The request = Find every line in the records below that contains the word "subordinate", and copy each such line.

== Input ==

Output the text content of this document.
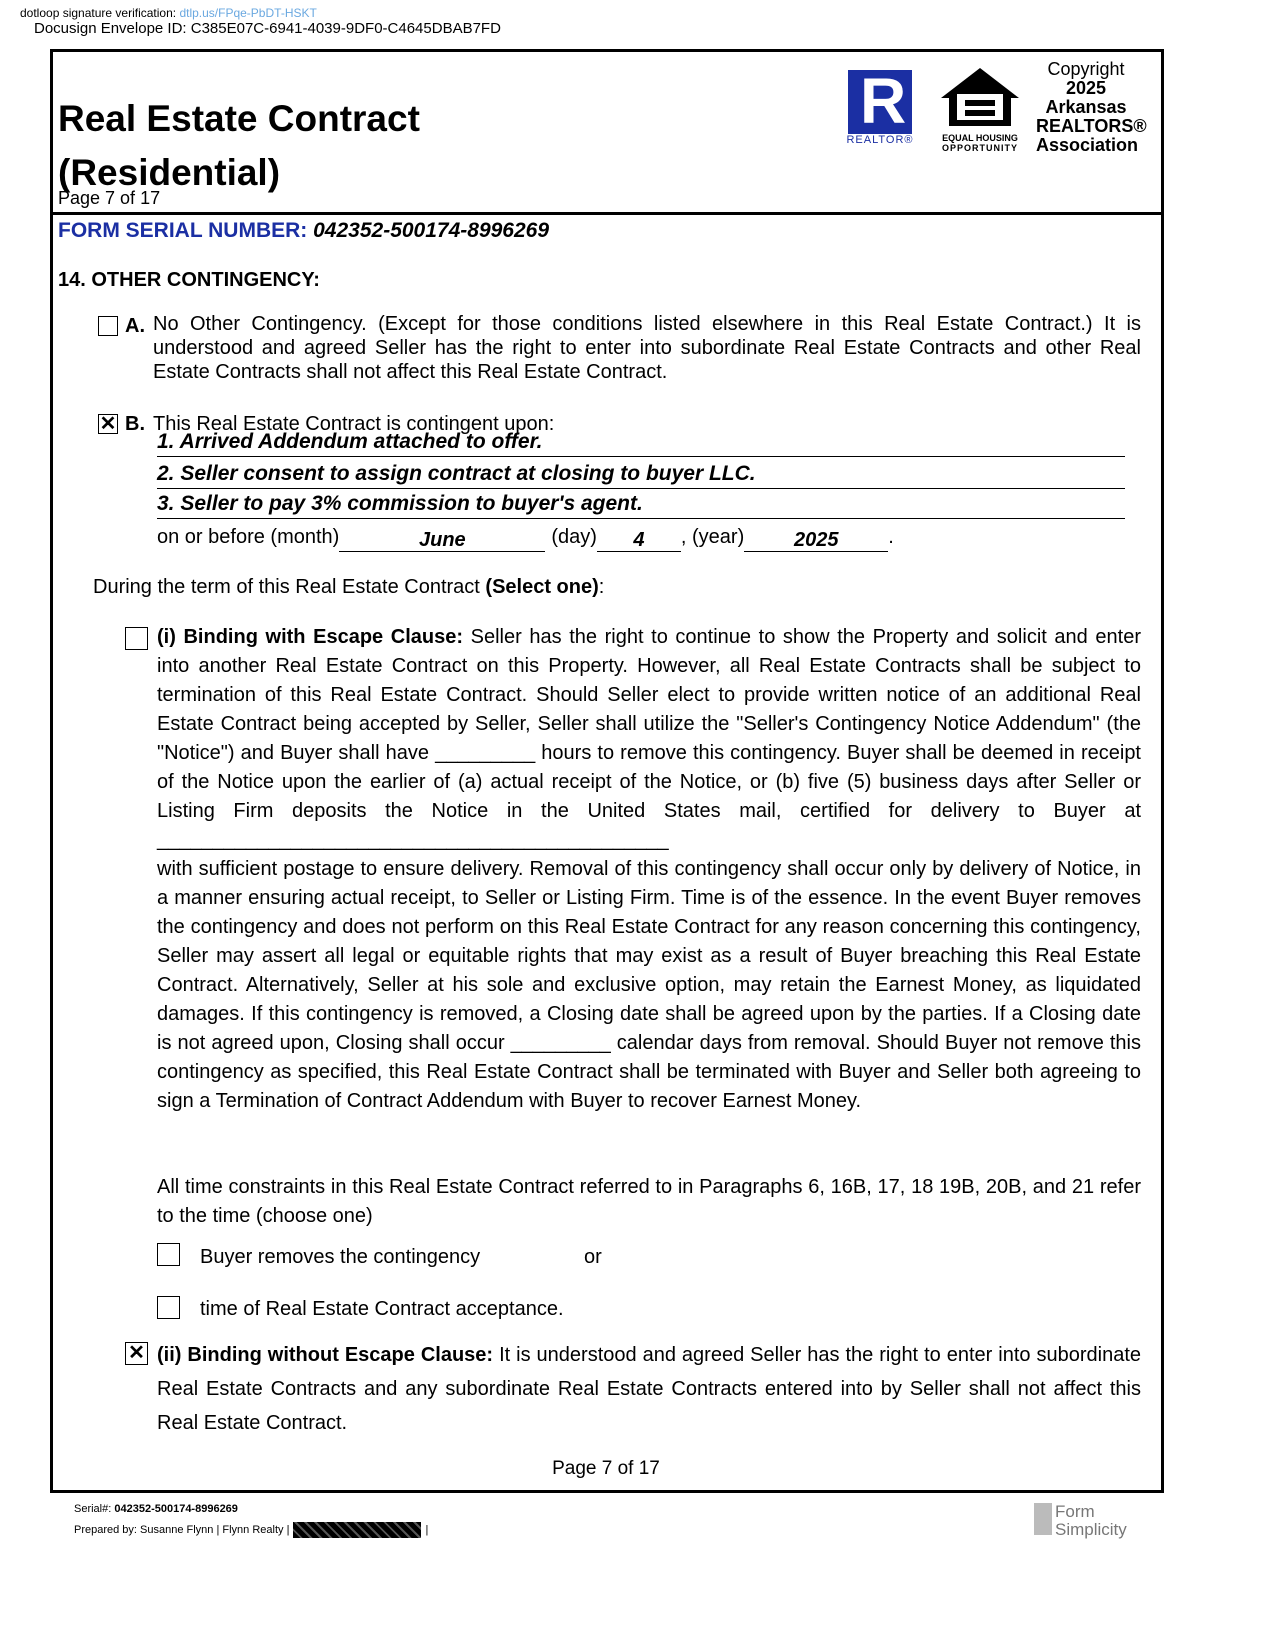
dotloop signature verification: dtlp.us/FPqe-PbDT-HSKT
Docusign Envelope ID: C385E07C-6941-4039-9DF0-C4645DBAB7FD
Real Estate Contract
(Residential)
Page 7 of 17
R
REALTOR®	EQUAL HOUSING
OPPORTUNITY
Copyright
2025
Arkansas
REALTORS®
Association
FORM SERIAL NUMBER: 042352-500174-8996269
14. OTHER CONTINGENCY:
A. No Other Contingency. (Except for those conditions listed elsewhere in this Real Estate Contract.) It is understood and agreed Seller has the right to enter into subordinate Real Estate Contracts and other Real Estate Contracts shall not affect this Real Estate Contract.
✕ B. This Real Estate Contract is contingent upon:
1. Arrived Addendum attached to offer.
2. Seller consent to assign contract at closing to buyer LLC.
3. Seller to pay 3% commission to buyer's agent.
on or before (month)	June	(day)	4	, (year)	2025	.
During the term of this Real Estate Contract (Select one):
(i) Binding with Escape Clause: Seller has the right to continue to show the Property and solicit and enter into another Real Estate Contract on this Property. However, all Real Estate Contracts shall be subject to termination of this Real Estate Contract. Should Seller elect to provide written notice of an additional Real Estate Contract being accepted by Seller, Seller shall utilize the "Seller's Contingency Notice Addendum" (the "Notice") and Buyer shall have _________ hours to remove this contingency. Buyer shall be deemed in receipt of the Notice upon the earlier of (a) actual receipt of the Notice, or (b) five (5) business days after Seller or Listing Firm deposits the Notice in the United States mail, certified for delivery to Buyer at ______________________________________________
with sufficient postage to ensure delivery. Removal of this contingency shall occur only by delivery of Notice, in a manner ensuring actual receipt, to Seller or Listing Firm. Time is of the essence. In the event Buyer removes the contingency and does not perform on this Real Estate Contract for any reason concerning this contingency, Seller may assert all legal or equitable rights that may exist as a result of Buyer breaching this Real Estate Contract. Alternatively, Seller at his sole and exclusive option, may retain the Earnest Money, as liquidated damages. If this contingency is removed, a Closing date shall be agreed upon by the parties. If a Closing date is not agreed upon, Closing shall occur _________ calendar days from removal. Should Buyer not remove this contingency as specified, this Real Estate Contract shall be terminated with Buyer and Seller both agreeing to sign a Termination of Contract Addendum with Buyer to recover Earnest Money.
All time constraints in this Real Estate Contract referred to in Paragraphs 6, 16B, 17, 18 19B, 20B, and 21 refer to the time (choose one)
Buyer removes the contingency	or
time of Real Estate Contract acceptance.
✕ (ii) Binding without Escape Clause: It is understood and agreed Seller has the right to enter into subordinate Real Estate Contracts and any subordinate Real Estate Contracts entered into by Seller shall not affect this Real Estate Contract.
Page 7 of 17
Serial#: 042352-500174-8996269
Prepared by: Susanne Flynn | Flynn Realty |	|
Form
Simplicity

===

In response =
A. No Other Contingency. (Except for those conditions listed elsewhere in this Real Estate Contract.) It is understood and agreed Seller has the right to enter into subordinate Real Estate Contracts and other Real Estate Contracts shall not affect this Real Estate Contract.
✕ (ii) Binding without Escape Clause: It is understood and agreed Seller has the right to enter into subordinate Real Estate Contracts and any subordinate Real Estate Contracts entered into by Seller shall not affect this Real Estate Contract.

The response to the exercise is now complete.